#### [Instructions to follow]
Scan the material for the word "gratuita", and copy each line where it shows up.

(Part of a data file)
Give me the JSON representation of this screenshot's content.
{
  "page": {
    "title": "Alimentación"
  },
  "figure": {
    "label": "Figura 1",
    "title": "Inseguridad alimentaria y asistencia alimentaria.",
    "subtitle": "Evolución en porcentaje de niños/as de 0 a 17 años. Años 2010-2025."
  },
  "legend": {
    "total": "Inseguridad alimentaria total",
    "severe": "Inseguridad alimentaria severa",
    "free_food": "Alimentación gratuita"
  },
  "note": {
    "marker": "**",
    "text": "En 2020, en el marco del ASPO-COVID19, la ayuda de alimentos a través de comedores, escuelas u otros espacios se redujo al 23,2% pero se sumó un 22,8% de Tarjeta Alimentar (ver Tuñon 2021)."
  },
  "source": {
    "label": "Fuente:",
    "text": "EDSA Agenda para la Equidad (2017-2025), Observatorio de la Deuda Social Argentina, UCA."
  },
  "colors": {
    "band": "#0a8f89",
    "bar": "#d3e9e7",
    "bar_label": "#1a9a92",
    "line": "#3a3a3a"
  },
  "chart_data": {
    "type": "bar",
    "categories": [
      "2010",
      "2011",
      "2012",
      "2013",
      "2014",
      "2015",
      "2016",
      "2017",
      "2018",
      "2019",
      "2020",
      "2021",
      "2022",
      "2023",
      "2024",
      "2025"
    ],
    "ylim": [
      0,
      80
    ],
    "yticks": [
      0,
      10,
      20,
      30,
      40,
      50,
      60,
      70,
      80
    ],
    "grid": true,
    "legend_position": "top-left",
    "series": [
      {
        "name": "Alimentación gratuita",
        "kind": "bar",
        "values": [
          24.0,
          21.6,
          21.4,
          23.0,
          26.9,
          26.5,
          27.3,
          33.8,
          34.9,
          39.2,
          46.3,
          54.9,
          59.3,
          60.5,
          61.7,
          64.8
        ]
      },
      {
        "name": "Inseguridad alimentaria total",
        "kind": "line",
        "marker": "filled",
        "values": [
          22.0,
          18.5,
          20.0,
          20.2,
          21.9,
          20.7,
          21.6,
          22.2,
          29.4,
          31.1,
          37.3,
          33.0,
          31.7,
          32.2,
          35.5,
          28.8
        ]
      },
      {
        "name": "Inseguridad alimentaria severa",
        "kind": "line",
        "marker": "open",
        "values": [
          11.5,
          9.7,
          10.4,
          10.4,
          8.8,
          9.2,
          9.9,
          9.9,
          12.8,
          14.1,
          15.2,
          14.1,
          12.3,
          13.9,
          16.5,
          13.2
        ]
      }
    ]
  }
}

#### [Expected answer]
    "free_food": "Alimentación gratuita"
        "name": "Alimentación gratuita",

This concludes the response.